Count, in the entries, the lines with "marker". Answer with the number only.

** start of SUPPLIED MATERIAL **

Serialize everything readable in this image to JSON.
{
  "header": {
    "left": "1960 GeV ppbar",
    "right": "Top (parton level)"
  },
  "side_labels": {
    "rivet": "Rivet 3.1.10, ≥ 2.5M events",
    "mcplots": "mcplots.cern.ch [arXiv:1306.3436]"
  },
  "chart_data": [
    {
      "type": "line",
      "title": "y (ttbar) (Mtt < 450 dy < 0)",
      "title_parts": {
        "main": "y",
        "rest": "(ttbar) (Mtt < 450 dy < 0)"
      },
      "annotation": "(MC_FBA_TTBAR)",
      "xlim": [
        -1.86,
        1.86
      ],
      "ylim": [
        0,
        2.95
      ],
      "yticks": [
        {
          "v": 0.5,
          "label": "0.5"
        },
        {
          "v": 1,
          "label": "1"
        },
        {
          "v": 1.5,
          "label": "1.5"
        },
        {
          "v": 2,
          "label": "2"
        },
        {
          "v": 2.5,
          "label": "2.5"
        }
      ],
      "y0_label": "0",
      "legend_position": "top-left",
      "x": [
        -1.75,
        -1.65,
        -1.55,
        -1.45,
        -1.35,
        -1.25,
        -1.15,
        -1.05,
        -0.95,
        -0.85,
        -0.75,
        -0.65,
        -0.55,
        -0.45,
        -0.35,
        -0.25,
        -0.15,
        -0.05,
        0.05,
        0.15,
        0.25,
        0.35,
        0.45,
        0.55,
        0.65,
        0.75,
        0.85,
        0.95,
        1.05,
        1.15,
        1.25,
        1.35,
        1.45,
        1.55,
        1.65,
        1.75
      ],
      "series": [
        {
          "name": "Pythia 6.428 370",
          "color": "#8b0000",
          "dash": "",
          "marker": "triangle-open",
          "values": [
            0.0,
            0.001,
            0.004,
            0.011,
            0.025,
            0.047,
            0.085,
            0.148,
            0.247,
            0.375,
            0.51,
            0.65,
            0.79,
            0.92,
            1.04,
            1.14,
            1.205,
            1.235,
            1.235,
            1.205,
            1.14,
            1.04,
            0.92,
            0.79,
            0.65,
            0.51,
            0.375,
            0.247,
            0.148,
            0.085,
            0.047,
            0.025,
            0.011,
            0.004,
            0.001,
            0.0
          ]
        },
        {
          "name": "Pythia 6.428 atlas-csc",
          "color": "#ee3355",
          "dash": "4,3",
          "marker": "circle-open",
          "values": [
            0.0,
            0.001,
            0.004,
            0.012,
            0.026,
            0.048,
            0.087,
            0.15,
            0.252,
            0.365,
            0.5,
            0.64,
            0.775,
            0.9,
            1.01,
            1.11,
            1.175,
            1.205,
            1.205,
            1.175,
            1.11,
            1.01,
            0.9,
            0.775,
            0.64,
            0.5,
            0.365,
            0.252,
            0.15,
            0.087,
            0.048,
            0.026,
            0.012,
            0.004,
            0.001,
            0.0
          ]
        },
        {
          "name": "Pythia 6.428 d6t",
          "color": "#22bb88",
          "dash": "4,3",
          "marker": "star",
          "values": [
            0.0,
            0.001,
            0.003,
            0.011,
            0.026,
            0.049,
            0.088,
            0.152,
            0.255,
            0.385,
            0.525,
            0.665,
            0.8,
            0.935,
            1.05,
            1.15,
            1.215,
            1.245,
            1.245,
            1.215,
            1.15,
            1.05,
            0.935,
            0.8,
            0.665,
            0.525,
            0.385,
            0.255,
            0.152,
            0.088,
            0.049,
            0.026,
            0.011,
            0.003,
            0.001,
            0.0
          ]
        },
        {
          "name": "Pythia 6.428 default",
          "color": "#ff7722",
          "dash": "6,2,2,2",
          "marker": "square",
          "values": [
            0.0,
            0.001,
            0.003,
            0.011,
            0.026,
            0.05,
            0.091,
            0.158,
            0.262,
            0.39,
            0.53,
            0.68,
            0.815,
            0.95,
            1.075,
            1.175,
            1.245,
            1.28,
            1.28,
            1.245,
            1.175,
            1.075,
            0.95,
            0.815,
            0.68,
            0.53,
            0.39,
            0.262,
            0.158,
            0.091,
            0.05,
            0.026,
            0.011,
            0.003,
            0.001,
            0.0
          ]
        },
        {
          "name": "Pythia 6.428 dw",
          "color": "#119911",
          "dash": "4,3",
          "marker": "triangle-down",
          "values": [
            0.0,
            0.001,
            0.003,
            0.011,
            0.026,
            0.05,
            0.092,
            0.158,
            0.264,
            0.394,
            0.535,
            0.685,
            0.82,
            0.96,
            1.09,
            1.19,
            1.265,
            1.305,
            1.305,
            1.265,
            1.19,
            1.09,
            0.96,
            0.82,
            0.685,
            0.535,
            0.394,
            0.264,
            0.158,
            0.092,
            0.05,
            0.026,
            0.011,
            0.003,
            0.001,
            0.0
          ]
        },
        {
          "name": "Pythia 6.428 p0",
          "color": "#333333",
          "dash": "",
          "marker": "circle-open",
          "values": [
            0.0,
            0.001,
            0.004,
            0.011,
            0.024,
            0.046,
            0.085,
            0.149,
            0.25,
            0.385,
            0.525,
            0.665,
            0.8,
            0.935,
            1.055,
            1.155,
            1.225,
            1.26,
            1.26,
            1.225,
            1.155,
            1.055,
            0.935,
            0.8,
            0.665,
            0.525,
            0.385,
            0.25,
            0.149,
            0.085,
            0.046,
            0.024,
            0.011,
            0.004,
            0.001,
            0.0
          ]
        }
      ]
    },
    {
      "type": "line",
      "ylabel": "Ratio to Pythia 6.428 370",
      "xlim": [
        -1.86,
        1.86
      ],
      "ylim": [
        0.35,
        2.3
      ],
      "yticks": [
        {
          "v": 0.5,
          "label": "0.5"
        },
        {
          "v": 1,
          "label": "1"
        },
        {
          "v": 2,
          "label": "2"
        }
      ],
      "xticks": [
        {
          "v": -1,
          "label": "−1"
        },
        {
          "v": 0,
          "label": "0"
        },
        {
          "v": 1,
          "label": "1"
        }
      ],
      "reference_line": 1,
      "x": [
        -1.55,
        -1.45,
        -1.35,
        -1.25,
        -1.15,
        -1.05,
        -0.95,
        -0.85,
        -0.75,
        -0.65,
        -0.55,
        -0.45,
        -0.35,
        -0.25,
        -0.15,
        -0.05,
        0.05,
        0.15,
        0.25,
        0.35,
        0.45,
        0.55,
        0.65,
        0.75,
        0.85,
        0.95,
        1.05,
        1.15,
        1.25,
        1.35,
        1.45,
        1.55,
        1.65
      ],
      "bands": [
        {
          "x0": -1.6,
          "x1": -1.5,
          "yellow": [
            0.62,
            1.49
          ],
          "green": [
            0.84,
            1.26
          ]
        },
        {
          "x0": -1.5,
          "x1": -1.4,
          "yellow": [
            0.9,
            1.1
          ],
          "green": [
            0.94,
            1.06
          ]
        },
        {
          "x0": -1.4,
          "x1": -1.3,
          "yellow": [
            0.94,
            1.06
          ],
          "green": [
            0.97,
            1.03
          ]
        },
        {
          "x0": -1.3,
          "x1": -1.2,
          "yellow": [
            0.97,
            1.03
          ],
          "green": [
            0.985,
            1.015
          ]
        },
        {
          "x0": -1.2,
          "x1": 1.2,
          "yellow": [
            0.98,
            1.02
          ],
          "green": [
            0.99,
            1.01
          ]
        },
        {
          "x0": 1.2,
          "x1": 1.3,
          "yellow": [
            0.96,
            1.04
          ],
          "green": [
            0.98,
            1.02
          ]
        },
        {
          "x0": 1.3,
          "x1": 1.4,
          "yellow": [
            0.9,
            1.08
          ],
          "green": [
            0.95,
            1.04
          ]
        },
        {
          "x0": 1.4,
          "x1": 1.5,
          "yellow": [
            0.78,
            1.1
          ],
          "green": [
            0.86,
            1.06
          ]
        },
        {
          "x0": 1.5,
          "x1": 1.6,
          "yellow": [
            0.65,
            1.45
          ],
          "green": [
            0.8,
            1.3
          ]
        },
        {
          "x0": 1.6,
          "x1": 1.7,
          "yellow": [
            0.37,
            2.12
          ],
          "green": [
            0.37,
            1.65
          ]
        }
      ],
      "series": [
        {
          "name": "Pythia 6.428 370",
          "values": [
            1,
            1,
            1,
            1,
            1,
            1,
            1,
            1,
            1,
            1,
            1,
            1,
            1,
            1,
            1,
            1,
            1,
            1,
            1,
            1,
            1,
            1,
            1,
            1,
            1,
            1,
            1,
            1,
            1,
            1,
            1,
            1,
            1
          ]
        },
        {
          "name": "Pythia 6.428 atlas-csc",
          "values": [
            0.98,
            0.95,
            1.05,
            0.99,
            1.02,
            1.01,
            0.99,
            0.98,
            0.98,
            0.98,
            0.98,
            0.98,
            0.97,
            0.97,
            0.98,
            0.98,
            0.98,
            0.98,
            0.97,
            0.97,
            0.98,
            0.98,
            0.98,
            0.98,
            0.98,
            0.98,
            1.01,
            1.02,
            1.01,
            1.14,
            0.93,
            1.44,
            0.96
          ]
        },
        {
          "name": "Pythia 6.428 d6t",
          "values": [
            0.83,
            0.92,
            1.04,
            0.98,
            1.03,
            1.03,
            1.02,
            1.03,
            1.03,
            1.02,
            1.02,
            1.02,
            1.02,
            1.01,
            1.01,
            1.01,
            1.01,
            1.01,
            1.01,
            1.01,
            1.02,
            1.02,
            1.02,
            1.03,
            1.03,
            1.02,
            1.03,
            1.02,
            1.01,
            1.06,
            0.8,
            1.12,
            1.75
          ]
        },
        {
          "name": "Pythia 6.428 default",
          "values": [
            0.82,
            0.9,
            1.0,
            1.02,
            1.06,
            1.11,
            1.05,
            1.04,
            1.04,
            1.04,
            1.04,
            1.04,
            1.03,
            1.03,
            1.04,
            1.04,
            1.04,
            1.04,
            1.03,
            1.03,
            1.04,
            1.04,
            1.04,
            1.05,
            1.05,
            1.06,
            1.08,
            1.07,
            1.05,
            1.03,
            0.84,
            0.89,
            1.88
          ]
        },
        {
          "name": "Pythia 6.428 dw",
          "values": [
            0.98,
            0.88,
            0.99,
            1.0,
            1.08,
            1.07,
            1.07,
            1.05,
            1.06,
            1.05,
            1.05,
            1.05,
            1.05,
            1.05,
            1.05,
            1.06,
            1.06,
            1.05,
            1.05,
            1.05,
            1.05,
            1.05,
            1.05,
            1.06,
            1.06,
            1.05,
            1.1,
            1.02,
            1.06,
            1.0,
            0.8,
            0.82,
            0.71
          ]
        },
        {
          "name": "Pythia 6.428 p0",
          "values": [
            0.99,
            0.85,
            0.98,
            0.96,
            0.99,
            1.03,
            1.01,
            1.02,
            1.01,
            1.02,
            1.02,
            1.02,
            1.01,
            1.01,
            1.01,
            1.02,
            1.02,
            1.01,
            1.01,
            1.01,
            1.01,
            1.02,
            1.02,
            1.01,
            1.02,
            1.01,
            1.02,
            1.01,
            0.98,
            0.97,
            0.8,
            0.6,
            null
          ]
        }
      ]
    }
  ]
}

** end of SUPPLIED MATERIAL **

**EXERCISE SOLUTION**
6